Stored records
•••••

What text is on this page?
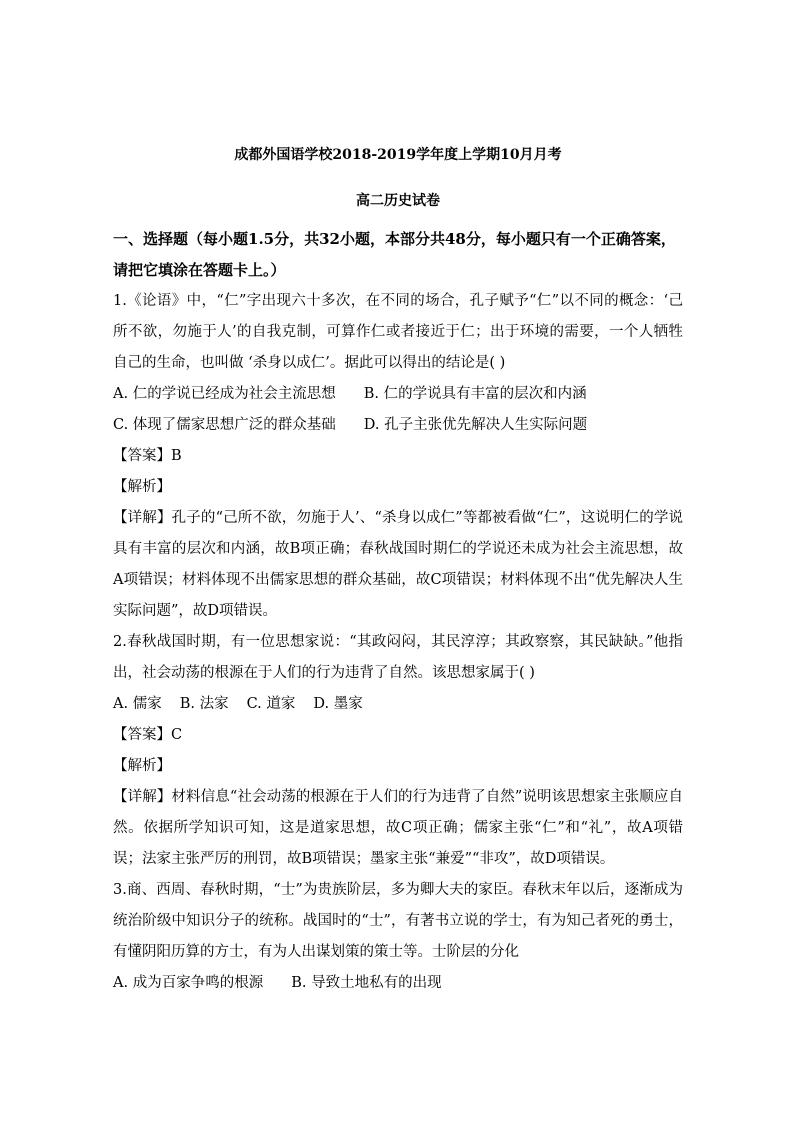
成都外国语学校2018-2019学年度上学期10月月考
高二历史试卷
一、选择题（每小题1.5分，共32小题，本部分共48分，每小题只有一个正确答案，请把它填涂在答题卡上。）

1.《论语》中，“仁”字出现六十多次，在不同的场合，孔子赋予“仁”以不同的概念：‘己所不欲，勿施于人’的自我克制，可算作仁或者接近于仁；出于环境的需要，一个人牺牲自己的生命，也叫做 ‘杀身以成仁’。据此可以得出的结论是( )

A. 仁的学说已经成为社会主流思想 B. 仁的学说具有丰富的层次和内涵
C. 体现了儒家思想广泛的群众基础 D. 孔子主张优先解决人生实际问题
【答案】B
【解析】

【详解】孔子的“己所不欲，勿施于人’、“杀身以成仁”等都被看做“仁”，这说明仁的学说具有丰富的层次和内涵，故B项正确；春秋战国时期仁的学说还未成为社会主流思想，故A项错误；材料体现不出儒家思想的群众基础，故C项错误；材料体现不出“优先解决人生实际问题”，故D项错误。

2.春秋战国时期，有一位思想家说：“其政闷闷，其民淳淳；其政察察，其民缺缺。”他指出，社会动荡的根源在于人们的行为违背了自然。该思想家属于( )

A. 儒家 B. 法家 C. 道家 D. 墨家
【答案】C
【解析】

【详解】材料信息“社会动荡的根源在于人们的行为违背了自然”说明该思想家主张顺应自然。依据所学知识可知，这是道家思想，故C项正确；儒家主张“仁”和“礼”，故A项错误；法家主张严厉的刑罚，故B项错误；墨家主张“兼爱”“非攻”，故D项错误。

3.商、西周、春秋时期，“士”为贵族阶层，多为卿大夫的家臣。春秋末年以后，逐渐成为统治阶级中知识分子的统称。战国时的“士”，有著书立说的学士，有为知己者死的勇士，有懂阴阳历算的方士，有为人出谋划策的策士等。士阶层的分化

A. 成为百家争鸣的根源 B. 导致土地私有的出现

•••••

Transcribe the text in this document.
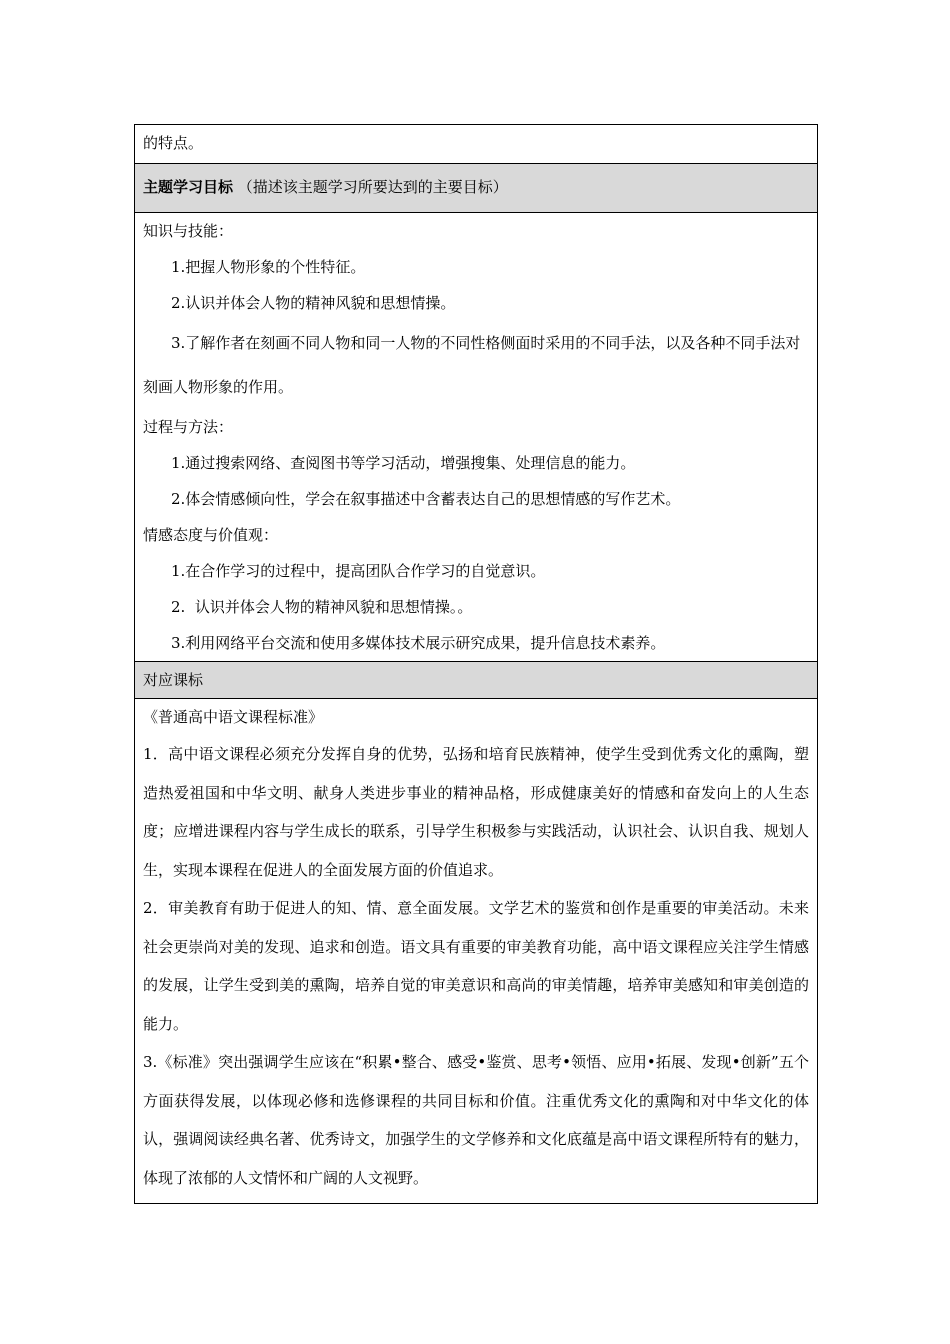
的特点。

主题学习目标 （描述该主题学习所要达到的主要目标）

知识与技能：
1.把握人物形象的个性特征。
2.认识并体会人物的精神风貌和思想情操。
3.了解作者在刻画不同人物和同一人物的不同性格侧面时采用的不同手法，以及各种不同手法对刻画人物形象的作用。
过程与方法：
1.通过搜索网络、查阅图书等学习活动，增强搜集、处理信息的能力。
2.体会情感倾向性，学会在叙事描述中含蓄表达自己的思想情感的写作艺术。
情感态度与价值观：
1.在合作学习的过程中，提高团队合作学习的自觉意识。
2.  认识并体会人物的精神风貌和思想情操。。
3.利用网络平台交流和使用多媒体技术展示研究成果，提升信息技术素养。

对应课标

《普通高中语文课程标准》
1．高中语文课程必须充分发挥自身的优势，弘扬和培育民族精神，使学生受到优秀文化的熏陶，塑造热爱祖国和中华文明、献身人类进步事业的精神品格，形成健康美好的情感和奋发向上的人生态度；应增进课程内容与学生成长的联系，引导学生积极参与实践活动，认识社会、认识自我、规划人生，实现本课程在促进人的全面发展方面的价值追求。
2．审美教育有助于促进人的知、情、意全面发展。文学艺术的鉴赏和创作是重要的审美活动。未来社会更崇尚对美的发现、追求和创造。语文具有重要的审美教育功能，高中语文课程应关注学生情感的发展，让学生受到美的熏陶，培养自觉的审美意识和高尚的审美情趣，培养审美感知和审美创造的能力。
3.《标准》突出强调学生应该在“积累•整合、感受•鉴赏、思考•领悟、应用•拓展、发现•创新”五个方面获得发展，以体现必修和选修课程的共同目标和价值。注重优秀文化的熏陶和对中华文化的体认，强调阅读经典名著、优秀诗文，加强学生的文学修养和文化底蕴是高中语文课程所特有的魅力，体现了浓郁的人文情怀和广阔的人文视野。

•••••

## Exercise goal:
Extract all lines that hold the word "故A项错误".

## Response to the exercise:
【详解】孔子的“己所不欲，勿施于人’、“杀身以成仁”等都被看做“仁”，这说明仁的学说具有丰富的层次和内涵，故B项正确；春秋战国时期仁的学说还未成为社会主流思想，故A项错误；材料体现不出儒家思想的群众基础，故C项错误；材料体现不出“优先解决人生实际问题”，故D项错误。
【详解】材料信息“社会动荡的根源在于人们的行为违背了自然”说明该思想家主张顺应自然。依据所学知识可知，这是道家思想，故C项正确；儒家主张“仁”和“礼”，故A项错误；法家主张严厉的刑罚，故B项错误；墨家主张“兼爱”“非攻”，故D项错误。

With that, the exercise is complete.